Problem: Carry on the commentary below about the NHS patient-records IT contract, picking up right after its last sentence.

Extracted text:
##########

Unauthenticated entries, mis-attributed data with a potential base of 55 million plus, no repudiation rights and no integrity guarantees are the tip of the iceberg. And when they say confidentiality is assured by ISO standard 17799 and the Data Protection Act and that suppliers will accept all these risks, then any computer-literate person gets a sinking feeling. Better still, no plans are in place for the workforce to transfer from paper to electronics, and with a largely IT-illiterate workforce of 1.2 million, that's a record-breaking risk space.
And the public or the health profession's views? If they knew, they'd worry, but there's been minimal public consultation and no real public debate or announcements. And where the professions are consulted, they are gagged by a confidentiality agreement worthy of Lord Hutton's interest. Add to the mix that government has guaranteed access to your clinical data without your permission, and you begin to realise we have a serious outbreak of unethical data-mining, all funded by taxpayers.
So is this how to run a 55 million person public procurement costing £2.3bn? Well the National Audit Office, with previous NHS IT disasters in mind, has announced the unusual step of a proactive look at it. What should have happened and hasn't, is that the Secretary of State's Patient Information Advisory Group and the Select Committee on Health should have studied this project closely and reported to Parliament. Neither have made obvious comments, but they can't surely be unaware of it?
What's in it for patients or doctors? Well, for clinicians, not much. As specified, it will bring us doubt and uncertainty about the records we can presently trust, albeit on paper. And being entirely network-dependent (and my surgery's connection has just been down for 10 days), it demands a criticality of networking skills that just doesn't exist. How do you seriously let such a dependent contract?

##########

Page layout parsing data
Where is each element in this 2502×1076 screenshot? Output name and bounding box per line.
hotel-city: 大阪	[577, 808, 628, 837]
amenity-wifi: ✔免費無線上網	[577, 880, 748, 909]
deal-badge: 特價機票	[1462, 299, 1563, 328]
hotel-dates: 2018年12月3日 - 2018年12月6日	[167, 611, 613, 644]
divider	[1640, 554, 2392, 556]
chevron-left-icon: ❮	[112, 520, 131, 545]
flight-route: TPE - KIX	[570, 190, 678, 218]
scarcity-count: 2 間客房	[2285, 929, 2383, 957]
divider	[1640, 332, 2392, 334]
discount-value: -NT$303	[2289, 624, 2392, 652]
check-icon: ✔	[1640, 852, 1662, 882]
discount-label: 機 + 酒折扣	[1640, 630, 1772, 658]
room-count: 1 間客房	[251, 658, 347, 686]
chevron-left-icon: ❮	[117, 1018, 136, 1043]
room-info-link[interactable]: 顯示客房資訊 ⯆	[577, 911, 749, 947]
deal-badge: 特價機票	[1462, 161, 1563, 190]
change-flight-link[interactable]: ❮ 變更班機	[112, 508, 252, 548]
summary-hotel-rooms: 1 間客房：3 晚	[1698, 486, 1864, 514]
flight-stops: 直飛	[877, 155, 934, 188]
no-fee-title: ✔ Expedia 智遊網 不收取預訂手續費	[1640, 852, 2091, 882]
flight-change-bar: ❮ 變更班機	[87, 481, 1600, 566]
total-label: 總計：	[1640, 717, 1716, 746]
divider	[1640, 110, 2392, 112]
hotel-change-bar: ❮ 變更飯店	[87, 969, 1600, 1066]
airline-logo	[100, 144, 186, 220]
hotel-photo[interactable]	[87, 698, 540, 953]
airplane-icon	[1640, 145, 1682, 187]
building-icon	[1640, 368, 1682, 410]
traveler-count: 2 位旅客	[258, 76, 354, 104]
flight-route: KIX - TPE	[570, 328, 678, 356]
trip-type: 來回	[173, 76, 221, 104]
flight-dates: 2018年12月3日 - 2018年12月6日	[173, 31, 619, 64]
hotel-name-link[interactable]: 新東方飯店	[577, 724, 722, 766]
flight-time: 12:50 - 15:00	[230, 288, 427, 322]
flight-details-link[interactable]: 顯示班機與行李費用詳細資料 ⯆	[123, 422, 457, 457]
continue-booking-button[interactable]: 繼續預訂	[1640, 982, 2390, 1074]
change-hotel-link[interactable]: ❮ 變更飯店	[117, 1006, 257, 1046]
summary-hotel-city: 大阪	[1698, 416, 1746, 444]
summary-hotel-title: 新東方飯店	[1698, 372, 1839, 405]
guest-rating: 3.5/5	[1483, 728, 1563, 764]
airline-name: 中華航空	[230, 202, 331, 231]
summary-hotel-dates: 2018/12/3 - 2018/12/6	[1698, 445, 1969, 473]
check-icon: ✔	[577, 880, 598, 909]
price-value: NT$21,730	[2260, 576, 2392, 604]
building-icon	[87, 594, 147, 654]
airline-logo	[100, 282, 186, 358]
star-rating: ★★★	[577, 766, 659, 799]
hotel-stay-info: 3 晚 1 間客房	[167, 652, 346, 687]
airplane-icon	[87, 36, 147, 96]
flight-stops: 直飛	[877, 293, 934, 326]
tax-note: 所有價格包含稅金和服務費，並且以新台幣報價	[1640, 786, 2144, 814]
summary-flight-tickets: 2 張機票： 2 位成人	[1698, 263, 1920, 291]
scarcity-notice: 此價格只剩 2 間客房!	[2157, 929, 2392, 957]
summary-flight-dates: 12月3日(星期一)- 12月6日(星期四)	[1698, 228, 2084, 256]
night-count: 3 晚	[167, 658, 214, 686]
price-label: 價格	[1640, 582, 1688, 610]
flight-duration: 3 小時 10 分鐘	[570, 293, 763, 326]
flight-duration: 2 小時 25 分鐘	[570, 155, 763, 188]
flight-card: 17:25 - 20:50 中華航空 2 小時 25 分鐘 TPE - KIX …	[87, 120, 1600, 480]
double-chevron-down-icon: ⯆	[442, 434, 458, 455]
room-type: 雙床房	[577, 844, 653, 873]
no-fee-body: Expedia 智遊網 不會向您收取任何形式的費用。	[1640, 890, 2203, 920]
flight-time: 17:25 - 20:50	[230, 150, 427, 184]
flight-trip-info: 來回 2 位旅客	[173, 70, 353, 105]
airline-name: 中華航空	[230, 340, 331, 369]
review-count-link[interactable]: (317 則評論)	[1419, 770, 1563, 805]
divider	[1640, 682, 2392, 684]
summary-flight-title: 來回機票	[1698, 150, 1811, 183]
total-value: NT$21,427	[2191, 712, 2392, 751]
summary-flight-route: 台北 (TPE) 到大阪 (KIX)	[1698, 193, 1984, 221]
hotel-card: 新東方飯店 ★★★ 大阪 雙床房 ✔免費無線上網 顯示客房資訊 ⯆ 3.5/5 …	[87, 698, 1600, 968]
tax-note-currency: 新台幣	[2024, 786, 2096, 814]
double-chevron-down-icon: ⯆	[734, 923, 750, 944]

##########

Response box:
Our other problem is that we don't know who wants ICRS, or who is its customer. This is a centrally-driven, centrally-written procurement exercise, and like so many before it - London Ambulance, West Midlands RHA, Wessex RHA and so on - the clinicians who have to use it have not written the requirements, so specifications won't match needs and neither will contracting. As we know (but the Department doesn't), what works is not 'tough' contracts, but rather a well thought-out implementation plan producing a contract as the project end-stage. Implementation is where the skill lies, not in contracting and procurement, so perhaps the NHS needs some management consultancy here.
The saddest thing is that we have been here before, and if the NHS looked after its staff, there might have been corporate memory around previous failures. And it's odd that the evidence-based approach the Department insists on clinicians using doesn't apply to the civil service. Instead, alternative suggestions by middle management are not entertained so no long-term learning occurs, and the mandarins just ignore the uncomfortable evidence base.
In the end, if ICRS works, fine, we'll use it. Otherwise, we won't. But as a taxpayer I hope that this time, when £2.3bn goes down the chute, some very public heads go with it.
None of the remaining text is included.